Reproduce the listing verbatim.

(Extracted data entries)
--

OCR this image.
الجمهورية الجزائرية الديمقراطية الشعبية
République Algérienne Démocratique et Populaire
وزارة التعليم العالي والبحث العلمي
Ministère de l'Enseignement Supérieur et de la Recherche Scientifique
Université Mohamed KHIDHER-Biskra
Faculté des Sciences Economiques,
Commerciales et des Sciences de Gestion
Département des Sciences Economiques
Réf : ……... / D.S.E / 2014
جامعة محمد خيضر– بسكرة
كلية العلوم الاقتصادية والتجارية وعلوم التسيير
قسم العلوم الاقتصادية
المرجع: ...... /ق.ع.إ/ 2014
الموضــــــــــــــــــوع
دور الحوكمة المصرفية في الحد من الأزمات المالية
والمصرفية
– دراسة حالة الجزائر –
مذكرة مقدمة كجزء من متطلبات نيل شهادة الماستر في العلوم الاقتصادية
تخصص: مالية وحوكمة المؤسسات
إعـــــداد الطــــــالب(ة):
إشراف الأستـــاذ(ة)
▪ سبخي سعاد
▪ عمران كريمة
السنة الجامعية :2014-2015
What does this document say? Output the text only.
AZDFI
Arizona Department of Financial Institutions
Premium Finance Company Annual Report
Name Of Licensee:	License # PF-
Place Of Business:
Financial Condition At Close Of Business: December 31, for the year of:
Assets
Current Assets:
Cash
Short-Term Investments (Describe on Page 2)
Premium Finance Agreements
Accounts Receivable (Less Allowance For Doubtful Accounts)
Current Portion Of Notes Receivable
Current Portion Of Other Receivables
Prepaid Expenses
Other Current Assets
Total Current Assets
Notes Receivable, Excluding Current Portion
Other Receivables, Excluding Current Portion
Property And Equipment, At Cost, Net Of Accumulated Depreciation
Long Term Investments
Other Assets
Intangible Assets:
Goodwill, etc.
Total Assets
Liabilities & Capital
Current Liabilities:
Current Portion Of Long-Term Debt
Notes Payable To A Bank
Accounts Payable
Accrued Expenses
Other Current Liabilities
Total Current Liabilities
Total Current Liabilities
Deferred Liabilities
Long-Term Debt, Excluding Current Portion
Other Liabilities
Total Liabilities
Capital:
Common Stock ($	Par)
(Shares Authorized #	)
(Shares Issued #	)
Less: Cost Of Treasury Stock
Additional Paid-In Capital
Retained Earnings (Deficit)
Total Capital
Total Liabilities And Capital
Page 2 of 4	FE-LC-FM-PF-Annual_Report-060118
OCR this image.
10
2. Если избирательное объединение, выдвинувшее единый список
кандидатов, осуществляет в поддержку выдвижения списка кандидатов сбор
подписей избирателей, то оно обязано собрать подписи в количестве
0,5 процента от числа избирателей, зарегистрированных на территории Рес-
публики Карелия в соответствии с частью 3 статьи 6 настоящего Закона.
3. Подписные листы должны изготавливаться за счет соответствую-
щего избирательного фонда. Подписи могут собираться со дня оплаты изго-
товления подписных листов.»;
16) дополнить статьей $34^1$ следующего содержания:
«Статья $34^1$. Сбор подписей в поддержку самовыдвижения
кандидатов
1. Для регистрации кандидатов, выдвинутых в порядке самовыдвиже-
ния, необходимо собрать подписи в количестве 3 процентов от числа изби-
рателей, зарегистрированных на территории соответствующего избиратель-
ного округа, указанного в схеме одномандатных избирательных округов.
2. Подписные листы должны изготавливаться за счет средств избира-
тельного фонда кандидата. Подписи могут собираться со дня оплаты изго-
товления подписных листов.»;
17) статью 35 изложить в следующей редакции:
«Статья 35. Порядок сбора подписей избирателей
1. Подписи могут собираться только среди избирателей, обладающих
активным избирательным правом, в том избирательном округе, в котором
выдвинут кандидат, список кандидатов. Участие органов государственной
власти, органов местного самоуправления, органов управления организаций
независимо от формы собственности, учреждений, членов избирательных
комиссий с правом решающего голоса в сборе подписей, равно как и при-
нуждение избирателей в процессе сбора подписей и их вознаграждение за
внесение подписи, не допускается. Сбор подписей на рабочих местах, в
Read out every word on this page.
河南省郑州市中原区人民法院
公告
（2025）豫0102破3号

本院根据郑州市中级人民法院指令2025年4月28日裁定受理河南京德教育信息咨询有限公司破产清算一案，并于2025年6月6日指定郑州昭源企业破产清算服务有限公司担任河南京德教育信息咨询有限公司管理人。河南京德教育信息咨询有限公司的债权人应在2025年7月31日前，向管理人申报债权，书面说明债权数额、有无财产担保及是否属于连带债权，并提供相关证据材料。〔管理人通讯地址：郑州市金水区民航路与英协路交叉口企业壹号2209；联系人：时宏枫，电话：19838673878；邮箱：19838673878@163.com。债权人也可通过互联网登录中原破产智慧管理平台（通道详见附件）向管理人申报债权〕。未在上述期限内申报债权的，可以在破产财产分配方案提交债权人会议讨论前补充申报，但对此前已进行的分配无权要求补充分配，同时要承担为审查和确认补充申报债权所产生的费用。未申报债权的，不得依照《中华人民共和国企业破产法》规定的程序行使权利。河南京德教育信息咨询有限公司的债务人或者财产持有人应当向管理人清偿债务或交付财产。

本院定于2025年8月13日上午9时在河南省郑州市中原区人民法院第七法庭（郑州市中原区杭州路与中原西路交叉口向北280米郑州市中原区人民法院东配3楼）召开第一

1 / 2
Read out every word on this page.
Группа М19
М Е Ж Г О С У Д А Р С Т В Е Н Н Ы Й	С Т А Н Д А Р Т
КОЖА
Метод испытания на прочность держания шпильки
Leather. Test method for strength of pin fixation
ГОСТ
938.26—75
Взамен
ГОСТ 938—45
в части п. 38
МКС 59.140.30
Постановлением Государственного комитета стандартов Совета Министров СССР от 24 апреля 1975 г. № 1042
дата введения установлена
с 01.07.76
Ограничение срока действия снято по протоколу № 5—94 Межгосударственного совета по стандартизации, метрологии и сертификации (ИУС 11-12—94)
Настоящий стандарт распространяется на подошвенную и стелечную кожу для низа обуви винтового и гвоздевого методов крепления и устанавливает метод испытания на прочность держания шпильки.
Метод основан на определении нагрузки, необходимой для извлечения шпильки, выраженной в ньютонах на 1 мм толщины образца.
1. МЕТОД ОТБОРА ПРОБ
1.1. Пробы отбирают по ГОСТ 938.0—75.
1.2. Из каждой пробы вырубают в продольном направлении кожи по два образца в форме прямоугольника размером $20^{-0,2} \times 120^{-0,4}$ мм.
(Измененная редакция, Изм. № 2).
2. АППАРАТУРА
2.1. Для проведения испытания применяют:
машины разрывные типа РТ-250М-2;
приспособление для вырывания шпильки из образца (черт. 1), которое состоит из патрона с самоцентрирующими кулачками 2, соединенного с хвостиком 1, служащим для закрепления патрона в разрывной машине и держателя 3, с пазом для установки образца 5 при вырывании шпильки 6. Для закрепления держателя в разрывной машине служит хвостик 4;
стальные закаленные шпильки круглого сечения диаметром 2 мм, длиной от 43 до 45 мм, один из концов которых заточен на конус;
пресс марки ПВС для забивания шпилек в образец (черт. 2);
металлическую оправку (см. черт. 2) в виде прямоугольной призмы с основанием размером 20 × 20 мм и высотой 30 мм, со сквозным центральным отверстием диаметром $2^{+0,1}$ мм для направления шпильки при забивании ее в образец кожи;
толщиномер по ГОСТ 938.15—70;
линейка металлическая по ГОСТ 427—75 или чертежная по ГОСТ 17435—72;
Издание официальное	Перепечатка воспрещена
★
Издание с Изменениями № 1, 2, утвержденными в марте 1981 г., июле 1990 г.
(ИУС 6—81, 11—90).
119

--

Full answer:
OCR this image.
الجمهورية الجزائرية الديمقراطية الشعبية
République Algérienne Démocratique et Populaire
وزارة التعليم العالي والبحث العلمي
Ministère de l'Enseignement Supérieur et de la Recherche Scientifique
Université Mohamed KHIDHER-Biskra
Faculté des Sciences Economiques,
Commerciales et des Sciences de Gestion
Département des Sciences Economiques
Réf : ……... / D.S.E / 2014
جامعة محمد خيضر– بسكرة
كلية العلوم الاقتصادية والتجارية وعلوم التسيير
قسم العلوم الاقتصادية
المرجع: ...... /ق.ع.إ/ 2014
الموضــــــــــــــــــوع
دور الحوكمة المصرفية في الحد من الأزمات المالية
والمصرفية
– دراسة حالة الجزائر –
مذكرة مقدمة كجزء من متطلبات نيل شهادة الماستر في العلوم الاقتصادية
تخصص: مالية وحوكمة المؤسسات
إعـــــداد الطــــــالب(ة):
إشراف الأستـــاذ(ة)
▪ سبخي سعاد
▪ عمران كريمة
السنة الجامعية :2014-2015
What does this document say? Output the text only.
AZDFI
Arizona Department of Financial Institutions
Premium Finance Company Annual Report
Name Of Licensee:	License # PF-
Place Of Business:
Financial Condition At Close Of Business: December 31, for the year of:
Assets
Current Assets:
Cash
Short-Term Investments (Describe on Page 2)
Premium Finance Agreements
Accounts Receivable (Less Allowance For Doubtful Accounts)
Current Portion Of Notes Receivable
Current Portion Of Other Receivables
Prepaid Expenses
Other Current Assets
Total Current Assets
Notes Receivable, Excluding Current Portion
Other Receivables, Excluding Current Portion
Property And Equipment, At Cost, Net Of Accumulated Depreciation
Long Term Investments
Other Assets
Intangible Assets:
Goodwill, etc.
Total Assets
Liabilities & Capital
Current Liabilities:
Current Portion Of Long-Term Debt
Notes Payable To A Bank
Accounts Payable
Accrued Expenses
Other Current Liabilities
Total Current Liabilities
Total Current Liabilities
Deferred Liabilities
Long-Term Debt, Excluding Current Portion
Other Liabilities
Total Liabilities
Capital:
Common Stock ($	Par)
(Shares Authorized #	)
(Shares Issued #	)
Less: Cost Of Treasury Stock
Additional Paid-In Capital
Retained Earnings (Deficit)
Total Capital
Total Liabilities And Capital
Page 2 of 4	FE-LC-FM-PF-Annual_Report-060118
OCR this image.
10
2. Если избирательное объединение, выдвинувшее единый список
кандидатов, осуществляет в поддержку выдвижения списка кандидатов сбор
подписей избирателей, то оно обязано собрать подписи в количестве
0,5 процента от числа избирателей, зарегистрированных на территории Рес-
публики Карелия в соответствии с частью 3 статьи 6 настоящего Закона.
3. Подписные листы должны изготавливаться за счет соответствую-
щего избирательного фонда. Подписи могут собираться со дня оплаты изго-
товления подписных листов.»;
16) дополнить статьей $34^1$ следующего содержания:
«Статья $34^1$. Сбор подписей в поддержку самовыдвижения
кандидатов
1. Для регистрации кандидатов, выдвинутых в порядке самовыдвиже-
ния, необходимо собрать подписи в количестве 3 процентов от числа изби-
рателей, зарегистрированных на территории соответствующего избиратель-
ного округа, указанного в схеме одномандатных избирательных округов.
2. Подписные листы должны изготавливаться за счет средств избира-
тельного фонда кандидата. Подписи могут собираться со дня оплаты изго-
товления подписных листов.»;
17) статью 35 изложить в следующей редакции:
«Статья 35. Порядок сбора подписей избирателей
1. Подписи могут собираться только среди избирателей, обладающих
активным избирательным правом, в том избирательном округе, в котором
выдвинут кандидат, список кандидатов. Участие органов государственной
власти, органов местного самоуправления, органов управления организаций
независимо от формы собственности, учреждений, членов избирательных
комиссий с правом решающего голоса в сборе подписей, равно как и при-
нуждение избирателей в процессе сбора подписей и их вознаграждение за
внесение подписи, не допускается. Сбор подписей на рабочих местах, в
Read out every word on this page.
河南省郑州市中原区人民法院
公告
（2025）豫0102破3号

本院根据郑州市中级人民法院指令2025年4月28日裁定受理河南京德教育信息咨询有限公司破产清算一案，并于2025年6月6日指定郑州昭源企业破产清算服务有限公司担任河南京德教育信息咨询有限公司管理人。河南京德教育信息咨询有限公司的债权人应在2025年7月31日前，向管理人申报债权，书面说明债权数额、有无财产担保及是否属于连带债权，并提供相关证据材料。〔管理人通讯地址：郑州市金水区民航路与英协路交叉口企业壹号2209；联系人：时宏枫，电话：19838673878；邮箱：19838673878@163.com。债权人也可通过互联网登录中原破产智慧管理平台（通道详见附件）向管理人申报债权〕。未在上述期限内申报债权的，可以在破产财产分配方案提交债权人会议讨论前补充申报，但对此前已进行的分配无权要求补充分配，同时要承担为审查和确认补充申报债权所产生的费用。未申报债权的，不得依照《中华人民共和国企业破产法》规定的程序行使权利。河南京德教育信息咨询有限公司的债务人或者财产持有人应当向管理人清偿债务或交付财产。

本院定于2025年8月13日上午9时在河南省郑州市中原区人民法院第七法庭（郑州市中原区杭州路与中原西路交叉口向北280米郑州市中原区人民法院东配3楼）召开第一

1 / 2
Read out every word on this page.
Группа М19
М Е Ж Г О С У Д А Р С Т В Е Н Н Ы Й	С Т А Н Д А Р Т
КОЖА
Метод испытания на прочность держания шпильки
Leather. Test method for strength of pin fixation
ГОСТ
938.26—75
Взамен
ГОСТ 938—45
в части п. 38
МКС 59.140.30
Постановлением Государственного комитета стандартов Совета Министров СССР от 24 апреля 1975 г. № 1042
дата введения установлена
с 01.07.76
Ограничение срока действия снято по протоколу № 5—94 Межгосударственного совета по стандартизации, метрологии и сертификации (ИУС 11-12—94)
Настоящий стандарт распространяется на подошвенную и стелечную кожу для низа обуви винтового и гвоздевого методов крепления и устанавливает метод испытания на прочность держания шпильки.
Метод основан на определении нагрузки, необходимой для извлечения шпильки, выраженной в ньютонах на 1 мм толщины образца.
1. МЕТОД ОТБОРА ПРОБ
1.1. Пробы отбирают по ГОСТ 938.0—75.
1.2. Из каждой пробы вырубают в продольном направлении кожи по два образца в форме прямоугольника размером $20^{-0,2} \times 120^{-0,4}$ мм.
(Измененная редакция, Изм. № 2).
2. АППАРАТУРА
2.1. Для проведения испытания применяют:
машины разрывные типа РТ-250М-2;
приспособление для вырывания шпильки из образца (черт. 1), которое состоит из патрона с самоцентрирующими кулачками 2, соединенного с хвостиком 1, служащим для закрепления патрона в разрывной машине и держателя 3, с пазом для установки образца 5 при вырывании шпильки 6. Для закрепления держателя в разрывной машине служит хвостик 4;
стальные закаленные шпильки круглого сечения диаметром 2 мм, длиной от 43 до 45 мм, один из концов которых заточен на конус;
пресс марки ПВС для забивания шпилек в образец (черт. 2);
металлическую оправку (см. черт. 2) в виде прямоугольной призмы с основанием размером 20 × 20 мм и высотой 30 мм, со сквозным центральным отверстием диаметром $2^{+0,1}$ мм для направления шпильки при забивании ее в образец кожи;
толщиномер по ГОСТ 938.15—70;
линейка металлическая по ГОСТ 427—75 или чертежная по ГОСТ 17435—72;
Издание официальное	Перепечатка воспрещена
★
Издание с Изменениями № 1, 2, утвержденными в марте 1981 г., июле 1990 г.
(ИУС 6—81, 11—90).
119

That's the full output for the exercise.